[Items from a data source]
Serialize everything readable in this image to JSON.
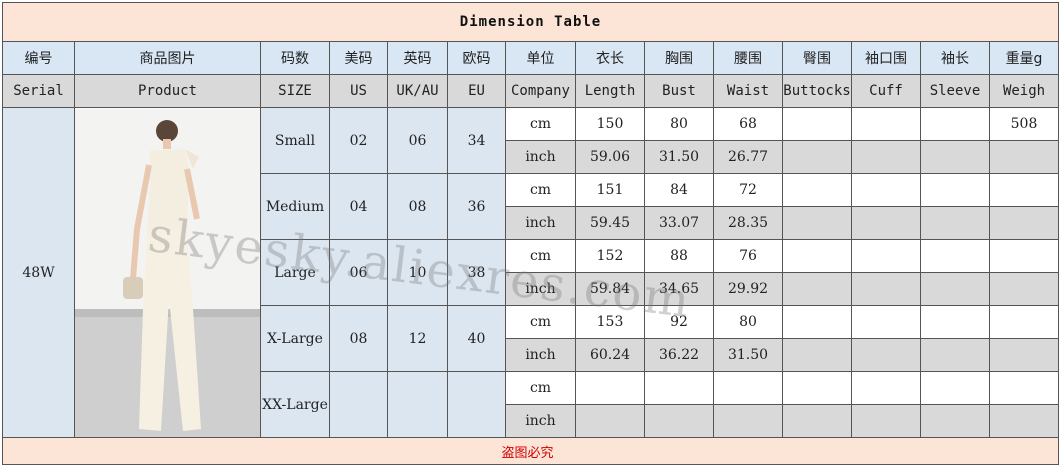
{
  "title": "Dimension Table",
  "headers_cn": [
    "编号",
    "商品图片",
    "码数",
    "美码",
    "英码",
    "欧码",
    "单位",
    "衣长",
    "胸围",
    "腰围",
    "臀围",
    "袖口围",
    "袖长",
    "重量g"
  ],
  "headers_en": [
    "Serial",
    "Product",
    "SIZE",
    "US",
    "UK/AU",
    "EU",
    "Company",
    "Length",
    "Bust",
    "Waist",
    "Buttocks",
    "Cuff",
    "Sleeve",
    "Weigh"
  ],
  "serial": "48W",
  "sizes": [
    {
      "name": "Small",
      "us": "02",
      "uk": "06",
      "eu": "34",
      "cm": {
        "unit": "cm",
        "length": "150",
        "bust": "80",
        "waist": "68",
        "buttocks": "",
        "cuff": "",
        "sleeve": "",
        "weight": "508"
      },
      "inch": {
        "unit": "inch",
        "length": "59.06",
        "bust": "31.50",
        "waist": "26.77",
        "buttocks": "",
        "cuff": "",
        "sleeve": "",
        "weight": ""
      }
    },
    {
      "name": "Medium",
      "us": "04",
      "uk": "08",
      "eu": "36",
      "cm": {
        "unit": "cm",
        "length": "151",
        "bust": "84",
        "waist": "72",
        "buttocks": "",
        "cuff": "",
        "sleeve": "",
        "weight": ""
      },
      "inch": {
        "unit": "inch",
        "length": "59.45",
        "bust": "33.07",
        "waist": "28.35",
        "buttocks": "",
        "cuff": "",
        "sleeve": "",
        "weight": ""
      }
    },
    {
      "name": "Large",
      "us": "06",
      "uk": "10",
      "eu": "38",
      "cm": {
        "unit": "cm",
        "length": "152",
        "bust": "88",
        "waist": "76",
        "buttocks": "",
        "cuff": "",
        "sleeve": "",
        "weight": ""
      },
      "inch": {
        "unit": "inch",
        "length": "59.84",
        "bust": "34.65",
        "waist": "29.92",
        "buttocks": "",
        "cuff": "",
        "sleeve": "",
        "weight": ""
      }
    },
    {
      "name": "X-Large",
      "us": "08",
      "uk": "12",
      "eu": "40",
      "cm": {
        "unit": "cm",
        "length": "153",
        "bust": "92",
        "waist": "80",
        "buttocks": "",
        "cuff": "",
        "sleeve": "",
        "weight": ""
      },
      "inch": {
        "unit": "inch",
        "length": "60.24",
        "bust": "36.22",
        "waist": "31.50",
        "buttocks": "",
        "cuff": "",
        "sleeve": "",
        "weight": ""
      }
    },
    {
      "name": "XX-Large",
      "us": "",
      "uk": "",
      "eu": "",
      "cm": {
        "unit": "cm",
        "length": "",
        "bust": "",
        "waist": "",
        "buttocks": "",
        "cuff": "",
        "sleeve": "",
        "weight": ""
      },
      "inch": {
        "unit": "inch",
        "length": "",
        "bust": "",
        "waist": "",
        "buttocks": "",
        "cuff": "",
        "sleeve": "",
        "weight": ""
      }
    }
  ],
  "watermark": "skyesky.aliexres.com",
  "footer": "盗图必究",
  "colors": {
    "title_bg": "#fce4d6",
    "cn_header_bg": "#d9e7f5",
    "en_header_bg": "#d9d9d9",
    "blue_cell": "#dce6f1",
    "grey_cell": "#d9d9d9",
    "footer_text": "#d00000"
  }
}
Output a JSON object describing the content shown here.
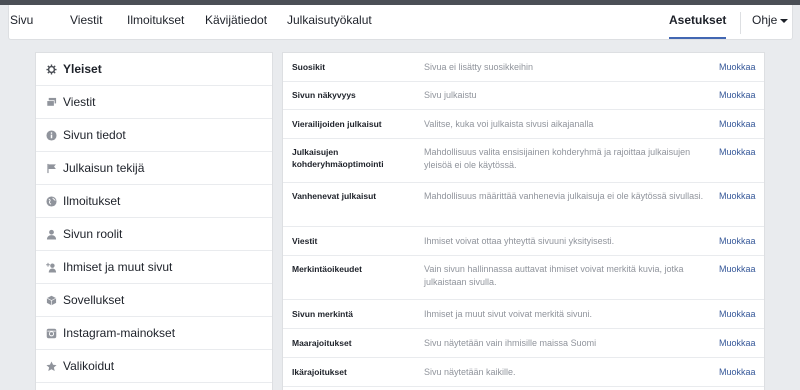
{
  "nav": {
    "items": [
      "Sivu",
      "Viestit",
      "Ilmoitukset",
      "Kävijätiedot",
      "Julkaisutyökalut"
    ],
    "settings": "Asetukset",
    "help": "Ohje"
  },
  "sidebar": {
    "items": [
      {
        "label": "Yleiset",
        "icon": "gear-icon"
      },
      {
        "label": "Viestit",
        "icon": "messages-icon"
      },
      {
        "label": "Sivun tiedot",
        "icon": "info-icon"
      },
      {
        "label": "Julkaisun tekijä",
        "icon": "flag-icon"
      },
      {
        "label": "Ilmoitukset",
        "icon": "globe-icon"
      },
      {
        "label": "Sivun roolit",
        "icon": "person-icon"
      },
      {
        "label": "Ihmiset ja muut sivut",
        "icon": "person-add-icon"
      },
      {
        "label": "Sovellukset",
        "icon": "cube-icon"
      },
      {
        "label": "Instagram-mainokset",
        "icon": "instagram-icon"
      },
      {
        "label": "Valikoidut",
        "icon": "star-icon"
      }
    ]
  },
  "settings": {
    "edit_label": "Muokkaa",
    "rows": [
      {
        "label": "Suosikit",
        "value": "Sivua ei lisätty suosikkeihin"
      },
      {
        "label": "Sivun näkyvyys",
        "value": "Sivu julkaistu"
      },
      {
        "label": "Vierailijoiden julkaisut",
        "value": "Valitse, kuka voi julkaista sivusi aikajanalla"
      },
      {
        "label": "Julkaisujen kohderyhmäoptimointi",
        "value": "Mahdollisuus valita ensisijainen kohderyhmä ja rajoittaa julkaisujen yleisöä ei ole käytössä."
      },
      {
        "label": "Vanhenevat julkaisut",
        "value": "Mahdollisuus määrittää vanhenevia julkaisuja ei ole käytössä sivullasi."
      },
      {
        "label": "Viestit",
        "value": "Ihmiset voivat ottaa yhteyttä sivuuni yksityisesti."
      },
      {
        "label": "Merkintäoikeudet",
        "value": "Vain sivun hallinnassa auttavat ihmiset voivat merkitä kuvia, jotka julkaistaan sivulla."
      },
      {
        "label": "Sivun merkintä",
        "value": "Ihmiset ja muut sivut voivat merkitä sivuni."
      },
      {
        "label": "Maarajoitukset",
        "value": "Sivu näytetään vain ihmisille maissa Suomi"
      },
      {
        "label": "Ikärajoitukset",
        "value": "Sivu näytetään kaikille."
      }
    ]
  }
}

Aim:
Pictures don't belong in the copy. Restate all the entries exactly.

Reply to the exercise:
Serialize everything readable in this image to JSON.
{
  "title": "Dimension Table",
  "headers_cn": [
    "编号",
    "商品图片",
    "码数",
    "美码",
    "英码",
    "欧码",
    "单位",
    "衣长",
    "胸围",
    "腰围",
    "臀围",
    "袖口围",
    "袖长",
    "重量g"
  ],
  "headers_en": [
    "Serial",
    "Product",
    "SIZE",
    "US",
    "UK/AU",
    "EU",
    "Company",
    "Length",
    "Bust",
    "Waist",
    "Buttocks",
    "Cuff",
    "Sleeve",
    "Weigh"
  ],
  "serial": "48W",
  "sizes": [
    {
      "name": "Small",
      "us": "02",
      "uk": "06",
      "eu": "34",
      "cm": {
        "unit": "cm",
        "length": "150",
        "bust": "80",
        "waist": "68",
        "buttocks": "",
        "cuff": "",
        "sleeve": "",
        "weight": "508"
      },
      "inch": {
        "unit": "inch",
        "length": "59.06",
        "bust": "31.50",
        "waist": "26.77",
        "buttocks": "",
        "cuff": "",
        "sleeve": "",
        "weight": ""
      }
    },
    {
      "name": "Medium",
      "us": "04",
      "uk": "08",
      "eu": "36",
      "cm": {
        "unit": "cm",
        "length": "151",
        "bust": "84",
        "waist": "72",
        "buttocks": "",
        "cuff": "",
        "sleeve": "",
        "weight": ""
      },
      "inch": {
        "unit": "inch",
        "length": "59.45",
        "bust": "33.07",
        "waist": "28.35",
        "buttocks": "",
        "cuff": "",
        "sleeve": "",
        "weight": ""
      }
    },
    {
      "name": "Large",
      "us": "06",
      "uk": "10",
      "eu": "38",
      "cm": {
        "unit": "cm",
        "length": "152",
        "bust": "88",
        "waist": "76",
        "buttocks": "",
        "cuff": "",
        "sleeve": "",
        "weight": ""
      },
      "inch": {
        "unit": "inch",
        "length": "59.84",
        "bust": "34.65",
        "waist": "29.92",
        "buttocks": "",
        "cuff": "",
        "sleeve": "",
        "weight": ""
      }
    },
    {
      "name": "X-Large",
      "us": "08",
      "uk": "12",
      "eu": "40",
      "cm": {
        "unit": "cm",
        "length": "153",
        "bust": "92",
        "waist": "80",
        "buttocks": "",
        "cuff": "",
        "sleeve": "",
        "weight": ""
      },
      "inch": {
        "unit": "inch",
        "length": "60.24",
        "bust": "36.22",
        "waist": "31.50",
        "buttocks": "",
        "cuff": "",
        "sleeve": "",
        "weight": ""
      }
    },
    {
      "name": "XX-Large",
      "us": "",
      "uk": "",
      "eu": "",
      "cm": {
        "unit": "cm",
        "length": "",
        "bust": "",
        "waist": "",
        "buttocks": "",
        "cuff": "",
        "sleeve": "",
        "weight": ""
      },
      "inch": {
        "unit": "inch",
        "length": "",
        "bust": "",
        "waist": "",
        "buttocks": "",
        "cuff": "",
        "sleeve": "",
        "weight": ""
      }
    }
  ],
  "watermark": "skyesky.aliexres.com",
  "footer": "盗图必究",
  "colors": {
    "title_bg": "#fce4d6",
    "cn_header_bg": "#d9e7f5",
    "en_header_bg": "#d9d9d9",
    "blue_cell": "#dce6f1",
    "grey_cell": "#d9d9d9",
    "footer_text": "#d00000"
  }
}
Output a JSON object describing the content shown here.
{
  "nav": {
    "items": [
      "Sivu",
      "Viestit",
      "Ilmoitukset",
      "Kävijätiedot",
      "Julkaisutyökalut"
    ],
    "settings": "Asetukset",
    "help": "Ohje"
  },
  "sidebar": {
    "items": [
      {
        "label": "Yleiset",
        "icon": "gear-icon"
      },
      {
        "label": "Viestit",
        "icon": "messages-icon"
      },
      {
        "label": "Sivun tiedot",
        "icon": "info-icon"
      },
      {
        "label": "Julkaisun tekijä",
        "icon": "flag-icon"
      },
      {
        "label": "Ilmoitukset",
        "icon": "globe-icon"
      },
      {
        "label": "Sivun roolit",
        "icon": "person-icon"
      },
      {
        "label": "Ihmiset ja muut sivut",
        "icon": "person-add-icon"
      },
      {
        "label": "Sovellukset",
        "icon": "cube-icon"
      },
      {
        "label": "Instagram-mainokset",
        "icon": "instagram-icon"
      },
      {
        "label": "Valikoidut",
        "icon": "star-icon"
      }
    ]
  },
  "settings": {
    "edit_label": "Muokkaa",
    "rows": [
      {
        "label": "Suosikit",
        "value": "Sivua ei lisätty suosikkeihin"
      },
      {
        "label": "Sivun näkyvyys",
        "value": "Sivu julkaistu"
      },
      {
        "label": "Vierailijoiden julkaisut",
        "value": "Valitse, kuka voi julkaista sivusi aikajanalla"
      },
      {
        "label": "Julkaisujen kohderyhmäoptimointi",
        "value": "Mahdollisuus valita ensisijainen kohderyhmä ja rajoittaa julkaisujen yleisöä ei ole käytössä."
      },
      {
        "label": "Vanhenevat julkaisut",
        "value": "Mahdollisuus määrittää vanhenevia julkaisuja ei ole käytössä sivullasi."
      },
      {
        "label": "Viestit",
        "value": "Ihmiset voivat ottaa yhteyttä sivuuni yksityisesti."
      },
      {
        "label": "Merkintäoikeudet",
        "value": "Vain sivun hallinnassa auttavat ihmiset voivat merkitä kuvia, jotka julkaistaan sivulla."
      },
      {
        "label": "Sivun merkintä",
        "value": "Ihmiset ja muut sivut voivat merkitä sivuni."
      },
      {
        "label": "Maarajoitukset",
        "value": "Sivu näytetään vain ihmisille maissa Suomi"
      },
      {
        "label": "Ikärajoitukset",
        "value": "Sivu näytetään kaikille."
      }
    ]
  }
}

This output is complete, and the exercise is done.